- **Exercise brief**:
Extract every line from the items below verbatim, omitting the pictures.

- **Information shown**:
________________________
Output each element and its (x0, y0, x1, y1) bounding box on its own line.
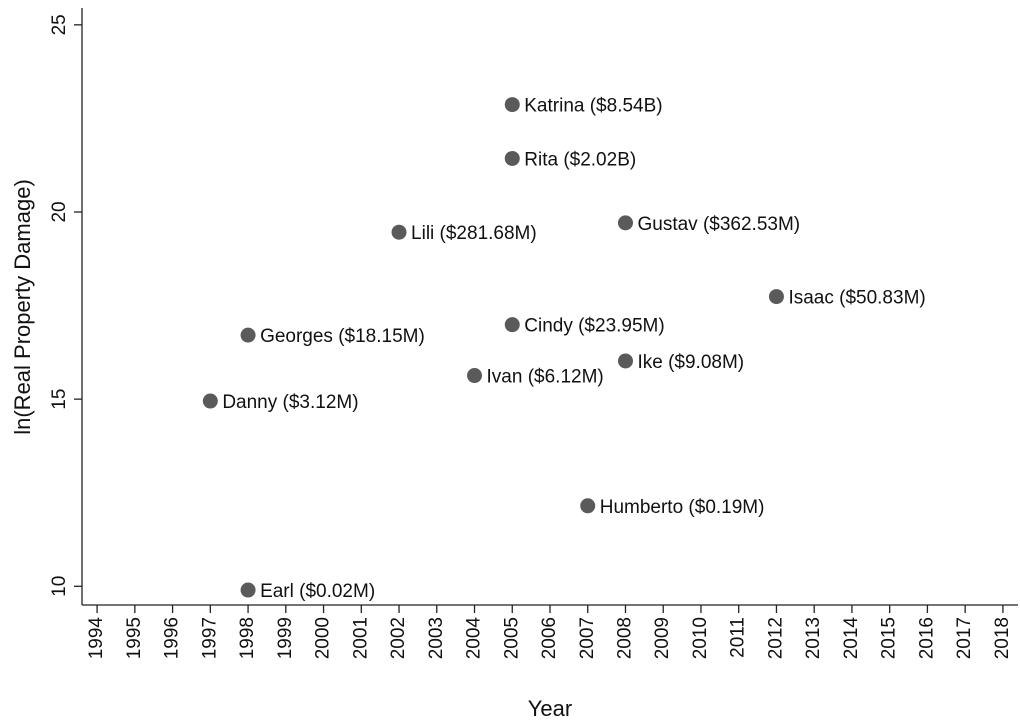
point (240, 327, 256, 343)
point-label: Katrina ($8.54B) (524, 96, 662, 117)
point (580, 498, 596, 514)
x-tick-label: 2015 (879, 617, 900, 659)
point-label: Ike ($9.08M) (637, 352, 744, 373)
point (617, 215, 633, 231)
point-label: Rita ($2.02B) (524, 149, 636, 170)
x-tick-label: 1999 (275, 617, 296, 659)
point (768, 289, 784, 305)
x-tick-label: 2000 (313, 617, 334, 659)
y-axis-title: ln(Real Property Damage) (10, 179, 35, 435)
point-label: Lili ($281.68M) (411, 223, 537, 244)
point (467, 368, 483, 384)
x-tick-label: 1998 (237, 617, 258, 659)
point-label: Danny ($3.12M) (222, 392, 358, 413)
point-label: Cindy ($23.95M) (524, 316, 664, 337)
point (617, 353, 633, 369)
x-tick-label: 1994 (86, 617, 107, 660)
x-tick-label: 2018 (992, 617, 1013, 659)
x-tick-label: 2010 (690, 617, 711, 659)
x-tick-label: 2009 (652, 617, 673, 659)
x-tick-label: 1995 (124, 617, 145, 659)
x-tick-label: 2005 (501, 617, 522, 659)
x-tick-label: 2012 (765, 617, 786, 659)
x-tick-label: 2016 (916, 617, 937, 659)
y-tick-label: 25 (49, 14, 70, 35)
point (504, 317, 520, 333)
x-tick-label: 2008 (614, 617, 635, 659)
point-label: Georges ($18.15M) (260, 326, 425, 347)
x-tick-label: 2013 (803, 617, 824, 659)
point (240, 582, 256, 598)
point-label: Earl ($0.02M) (260, 581, 375, 602)
x-tick-label: 2007 (577, 617, 598, 659)
x-tick-label: 1997 (199, 617, 220, 659)
x-tick-label: 2017 (954, 617, 975, 659)
x-tick-label: 2002 (388, 617, 409, 659)
point (504, 150, 520, 166)
point-label: Ivan ($6.12M) (487, 367, 604, 388)
y-tick-label: 20 (49, 201, 70, 222)
y-tick-label: 15 (49, 389, 70, 410)
x-tick-label: 2014 (841, 617, 862, 660)
point-label: Gustav ($362.53M) (637, 214, 800, 235)
point (504, 97, 520, 113)
point-label: Humberto ($0.19M) (600, 497, 765, 518)
point (391, 224, 407, 240)
y-tick-label: 10 (49, 576, 70, 597)
point-label: Isaac ($50.83M) (788, 288, 925, 309)
x-axis-title: Year (528, 696, 572, 721)
x-tick-label: 1996 (162, 617, 183, 659)
x-tick-label: 2003 (426, 617, 447, 659)
point (202, 393, 218, 409)
x-tick-label: 2004 (464, 617, 485, 660)
x-tick-label: 2006 (539, 617, 560, 659)
x-tick-label: 2001 (350, 617, 371, 659)
x-tick-label: 2011 (728, 617, 749, 658)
________________________
- **Answer for the task**:
Output each element and its (x0, y0, x1, y1) bounding box on its own line.
point (240, 327, 256, 343)
point-label: Katrina ($8.54B) (524, 96, 662, 117)
point (580, 498, 596, 514)
x-tick-label: 2015 (879, 617, 900, 659)
point-label: Ike ($9.08M) (637, 352, 744, 373)
point (617, 215, 633, 231)
point-label: Rita ($2.02B) (524, 149, 636, 170)
x-tick-label: 1999 (275, 617, 296, 659)
point (768, 289, 784, 305)
x-tick-label: 2000 (313, 617, 334, 659)
y-axis-title: ln(Real Property Damage) (10, 179, 35, 435)
point-label: Lili ($281.68M) (411, 223, 537, 244)
point (467, 368, 483, 384)
x-tick-label: 1998 (237, 617, 258, 659)
point-label: Danny ($3.12M) (222, 392, 358, 413)
point-label: Cindy ($23.95M) (524, 316, 664, 337)
point (617, 353, 633, 369)
x-tick-label: 1994 (86, 617, 107, 660)
x-tick-label: 2018 (992, 617, 1013, 659)
x-tick-label: 2010 (690, 617, 711, 659)
x-tick-label: 2009 (652, 617, 673, 659)
x-tick-label: 1995 (124, 617, 145, 659)
x-tick-label: 2005 (501, 617, 522, 659)
x-tick-label: 2012 (765, 617, 786, 659)
x-tick-label: 2016 (916, 617, 937, 659)
y-tick-label: 25 (49, 14, 70, 35)
point (504, 317, 520, 333)
x-tick-label: 2008 (614, 617, 635, 659)
point-label: Georges ($18.15M) (260, 326, 425, 347)
x-tick-label: 2013 (803, 617, 824, 659)
point (240, 582, 256, 598)
point-label: Earl ($0.02M) (260, 581, 375, 602)
x-tick-label: 2007 (577, 617, 598, 659)
x-tick-label: 1997 (199, 617, 220, 659)
x-tick-label: 2017 (954, 617, 975, 659)
x-tick-label: 2002 (388, 617, 409, 659)
point (504, 150, 520, 166)
point-label: Ivan ($6.12M) (487, 367, 604, 388)
y-tick-label: 20 (49, 201, 70, 222)
y-tick-label: 15 (49, 389, 70, 410)
x-tick-label: 2014 (841, 617, 862, 660)
point-label: Gustav ($362.53M) (637, 214, 800, 235)
point (504, 97, 520, 113)
point-label: Humberto ($0.19M) (600, 497, 765, 518)
point (391, 224, 407, 240)
y-tick-label: 10 (49, 576, 70, 597)
point-label: Isaac ($50.83M) (788, 288, 925, 309)
x-axis-title: Year (528, 696, 572, 721)
x-tick-label: 1996 (162, 617, 183, 659)
x-tick-label: 2003 (426, 617, 447, 659)
point (202, 393, 218, 409)
x-tick-label: 2004 (464, 617, 485, 660)
x-tick-label: 2006 (539, 617, 560, 659)
x-tick-label: 2001 (350, 617, 371, 659)
x-tick-label: 2011 (728, 617, 749, 658)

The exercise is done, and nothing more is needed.